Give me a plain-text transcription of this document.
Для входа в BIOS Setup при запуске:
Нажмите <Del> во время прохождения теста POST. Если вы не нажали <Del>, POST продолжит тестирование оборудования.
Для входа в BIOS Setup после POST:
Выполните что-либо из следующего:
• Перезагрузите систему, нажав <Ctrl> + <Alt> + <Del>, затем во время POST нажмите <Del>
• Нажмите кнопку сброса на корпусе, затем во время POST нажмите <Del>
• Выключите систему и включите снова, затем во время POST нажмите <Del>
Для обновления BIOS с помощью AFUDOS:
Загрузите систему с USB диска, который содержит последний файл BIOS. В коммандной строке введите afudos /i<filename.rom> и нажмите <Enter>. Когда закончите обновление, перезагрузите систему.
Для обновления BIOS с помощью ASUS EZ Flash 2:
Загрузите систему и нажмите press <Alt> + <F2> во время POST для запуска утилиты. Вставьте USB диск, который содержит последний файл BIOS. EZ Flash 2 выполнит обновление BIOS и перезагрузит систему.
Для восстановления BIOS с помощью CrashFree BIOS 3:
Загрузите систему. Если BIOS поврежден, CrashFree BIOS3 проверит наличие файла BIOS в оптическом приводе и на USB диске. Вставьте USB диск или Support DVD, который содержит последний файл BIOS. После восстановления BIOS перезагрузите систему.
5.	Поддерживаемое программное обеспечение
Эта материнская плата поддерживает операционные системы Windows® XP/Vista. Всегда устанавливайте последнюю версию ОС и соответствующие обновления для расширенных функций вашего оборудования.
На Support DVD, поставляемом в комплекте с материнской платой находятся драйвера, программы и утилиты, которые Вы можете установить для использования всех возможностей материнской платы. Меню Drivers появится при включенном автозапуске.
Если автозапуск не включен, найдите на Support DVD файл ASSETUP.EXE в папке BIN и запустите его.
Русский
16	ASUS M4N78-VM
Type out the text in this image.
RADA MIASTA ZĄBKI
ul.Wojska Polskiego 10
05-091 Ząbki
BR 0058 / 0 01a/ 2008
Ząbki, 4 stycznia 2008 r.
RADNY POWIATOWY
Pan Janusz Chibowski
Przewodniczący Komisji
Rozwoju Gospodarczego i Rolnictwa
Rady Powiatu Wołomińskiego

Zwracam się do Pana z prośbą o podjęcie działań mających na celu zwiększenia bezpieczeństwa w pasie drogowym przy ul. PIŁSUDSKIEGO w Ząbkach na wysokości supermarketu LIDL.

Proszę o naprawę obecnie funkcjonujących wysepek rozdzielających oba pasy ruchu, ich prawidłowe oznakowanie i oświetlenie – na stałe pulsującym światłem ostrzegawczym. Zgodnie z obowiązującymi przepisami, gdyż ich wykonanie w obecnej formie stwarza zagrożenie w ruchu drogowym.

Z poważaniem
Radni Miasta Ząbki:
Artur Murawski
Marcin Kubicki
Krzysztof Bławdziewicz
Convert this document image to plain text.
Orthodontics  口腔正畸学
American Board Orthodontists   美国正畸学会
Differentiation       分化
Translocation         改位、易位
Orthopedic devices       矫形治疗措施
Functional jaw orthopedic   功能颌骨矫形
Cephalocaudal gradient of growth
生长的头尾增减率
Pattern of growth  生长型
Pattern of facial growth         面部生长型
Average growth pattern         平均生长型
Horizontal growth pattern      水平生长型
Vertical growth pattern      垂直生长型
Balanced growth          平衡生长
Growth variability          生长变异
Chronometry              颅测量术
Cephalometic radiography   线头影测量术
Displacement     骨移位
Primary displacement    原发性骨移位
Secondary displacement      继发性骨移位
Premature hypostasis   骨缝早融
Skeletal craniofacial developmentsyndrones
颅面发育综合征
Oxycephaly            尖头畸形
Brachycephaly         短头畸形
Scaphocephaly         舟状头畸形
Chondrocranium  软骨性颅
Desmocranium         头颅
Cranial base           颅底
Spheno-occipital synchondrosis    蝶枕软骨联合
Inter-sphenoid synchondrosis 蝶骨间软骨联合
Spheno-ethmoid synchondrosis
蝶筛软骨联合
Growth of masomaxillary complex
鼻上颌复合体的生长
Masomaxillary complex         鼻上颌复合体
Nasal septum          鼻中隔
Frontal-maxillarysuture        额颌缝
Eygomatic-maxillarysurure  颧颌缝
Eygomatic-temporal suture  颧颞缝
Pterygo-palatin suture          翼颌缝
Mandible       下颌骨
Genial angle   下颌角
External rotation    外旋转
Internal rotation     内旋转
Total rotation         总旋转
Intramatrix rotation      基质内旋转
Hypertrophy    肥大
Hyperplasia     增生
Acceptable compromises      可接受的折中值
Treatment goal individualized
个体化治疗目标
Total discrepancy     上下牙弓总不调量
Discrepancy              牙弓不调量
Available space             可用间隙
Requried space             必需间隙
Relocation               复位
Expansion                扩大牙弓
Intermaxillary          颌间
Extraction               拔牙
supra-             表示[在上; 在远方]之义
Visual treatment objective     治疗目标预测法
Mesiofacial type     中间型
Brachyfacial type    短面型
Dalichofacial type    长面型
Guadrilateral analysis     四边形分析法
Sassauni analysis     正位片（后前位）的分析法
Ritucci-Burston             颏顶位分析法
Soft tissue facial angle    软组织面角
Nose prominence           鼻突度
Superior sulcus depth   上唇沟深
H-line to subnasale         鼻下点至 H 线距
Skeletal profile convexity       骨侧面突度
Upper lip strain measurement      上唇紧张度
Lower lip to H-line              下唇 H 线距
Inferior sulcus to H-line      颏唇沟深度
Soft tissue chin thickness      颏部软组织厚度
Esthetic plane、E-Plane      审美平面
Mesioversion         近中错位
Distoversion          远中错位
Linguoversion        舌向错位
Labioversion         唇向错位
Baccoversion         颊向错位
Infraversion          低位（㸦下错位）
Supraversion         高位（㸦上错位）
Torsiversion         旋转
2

★ ★ ★

▶ **Instructions for the task**
Print all of the entries again, exactly as written.

▶ **Complete answer**
Give me a plain-text transcription of this document.
Для входа в BIOS Setup при запуске:
Нажмите <Del> во время прохождения теста POST. Если вы не нажали <Del>, POST продолжит тестирование оборудования.
Для входа в BIOS Setup после POST:
Выполните что-либо из следующего:
• Перезагрузите систему, нажав <Ctrl> + <Alt> + <Del>, затем во время POST нажмите <Del>
• Нажмите кнопку сброса на корпусе, затем во время POST нажмите <Del>
• Выключите систему и включите снова, затем во время POST нажмите <Del>
Для обновления BIOS с помощью AFUDOS:
Загрузите систему с USB диска, который содержит последний файл BIOS. В коммандной строке введите afudos /i<filename.rom> и нажмите <Enter>. Когда закончите обновление, перезагрузите систему.
Для обновления BIOS с помощью ASUS EZ Flash 2:
Загрузите систему и нажмите press <Alt> + <F2> во время POST для запуска утилиты. Вставьте USB диск, который содержит последний файл BIOS. EZ Flash 2 выполнит обновление BIOS и перезагрузит систему.
Для восстановления BIOS с помощью CrashFree BIOS 3:
Загрузите систему. Если BIOS поврежден, CrashFree BIOS3 проверит наличие файла BIOS в оптическом приводе и на USB диске. Вставьте USB диск или Support DVD, который содержит последний файл BIOS. После восстановления BIOS перезагрузите систему.
5.	Поддерживаемое программное обеспечение
Эта материнская плата поддерживает операционные системы Windows® XP/Vista. Всегда устанавливайте последнюю версию ОС и соответствующие обновления для расширенных функций вашего оборудования.
На Support DVD, поставляемом в комплекте с материнской платой находятся драйвера, программы и утилиты, которые Вы можете установить для использования всех возможностей материнской платы. Меню Drivers появится при включенном автозапуске.
Если автозапуск не включен, найдите на Support DVD файл ASSETUP.EXE в папке BIN и запустите его.
Русский
16	ASUS M4N78-VM
Type out the text in this image.
RADA MIASTA ZĄBKI
ul.Wojska Polskiego 10
05-091 Ząbki
BR 0058 / 0 01a/ 2008
Ząbki, 4 stycznia 2008 r.
RADNY POWIATOWY
Pan Janusz Chibowski
Przewodniczący Komisji
Rozwoju Gospodarczego i Rolnictwa
Rady Powiatu Wołomińskiego

Zwracam się do Pana z prośbą o podjęcie działań mających na celu zwiększenia bezpieczeństwa w pasie drogowym przy ul. PIŁSUDSKIEGO w Ząbkach na wysokości supermarketu LIDL.

Proszę o naprawę obecnie funkcjonujących wysepek rozdzielających oba pasy ruchu, ich prawidłowe oznakowanie i oświetlenie – na stałe pulsującym światłem ostrzegawczym. Zgodnie z obowiązującymi przepisami, gdyż ich wykonanie w obecnej formie stwarza zagrożenie w ruchu drogowym.

Z poważaniem
Radni Miasta Ząbki:
Artur Murawski
Marcin Kubicki
Krzysztof Bławdziewicz
Convert this document image to plain text.
Orthodontics  口腔正畸学
American Board Orthodontists   美国正畸学会
Differentiation       分化
Translocation         改位、易位
Orthopedic devices       矫形治疗措施
Functional jaw orthopedic   功能颌骨矫形
Cephalocaudal gradient of growth
生长的头尾增减率
Pattern of growth  生长型
Pattern of facial growth         面部生长型
Average growth pattern         平均生长型
Horizontal growth pattern      水平生长型
Vertical growth pattern      垂直生长型
Balanced growth          平衡生长
Growth variability          生长变异
Chronometry              颅测量术
Cephalometic radiography   线头影测量术
Displacement     骨移位
Primary displacement    原发性骨移位
Secondary displacement      继发性骨移位
Premature hypostasis   骨缝早融
Skeletal craniofacial developmentsyndrones
颅面发育综合征
Oxycephaly            尖头畸形
Brachycephaly         短头畸形
Scaphocephaly         舟状头畸形
Chondrocranium  软骨性颅
Desmocranium         头颅
Cranial base           颅底
Spheno-occipital synchondrosis    蝶枕软骨联合
Inter-sphenoid synchondrosis 蝶骨间软骨联合
Spheno-ethmoid synchondrosis
蝶筛软骨联合
Growth of masomaxillary complex
鼻上颌复合体的生长
Masomaxillary complex         鼻上颌复合体
Nasal septum          鼻中隔
Frontal-maxillarysuture        额颌缝
Eygomatic-maxillarysurure  颧颌缝
Eygomatic-temporal suture  颧颞缝
Pterygo-palatin suture          翼颌缝
Mandible       下颌骨
Genial angle   下颌角
External rotation    外旋转
Internal rotation     内旋转
Total rotation         总旋转
Intramatrix rotation      基质内旋转
Hypertrophy    肥大
Hyperplasia     增生
Acceptable compromises      可接受的折中值
Treatment goal individualized
个体化治疗目标
Total discrepancy     上下牙弓总不调量
Discrepancy              牙弓不调量
Available space             可用间隙
Requried space             必需间隙
Relocation               复位
Expansion                扩大牙弓
Intermaxillary          颌间
Extraction               拔牙
supra-             表示[在上; 在远方]之义
Visual treatment objective     治疗目标预测法
Mesiofacial type     中间型
Brachyfacial type    短面型
Dalichofacial type    长面型
Guadrilateral analysis     四边形分析法
Sassauni analysis     正位片（后前位）的分析法
Ritucci-Burston             颏顶位分析法
Soft tissue facial angle    软组织面角
Nose prominence           鼻突度
Superior sulcus depth   上唇沟深
H-line to subnasale         鼻下点至 H 线距
Skeletal profile convexity       骨侧面突度
Upper lip strain measurement      上唇紧张度
Lower lip to H-line              下唇 H 线距
Inferior sulcus to H-line      颏唇沟深度
Soft tissue chin thickness      颏部软组织厚度
Esthetic plane、E-Plane      审美平面
Mesioversion         近中错位
Distoversion          远中错位
Linguoversion        舌向错位
Labioversion         唇向错位
Baccoversion         颊向错位
Infraversion          低位（㸦下错位）
Supraversion         高位（㸦上错位）
Torsiversion         旋转
2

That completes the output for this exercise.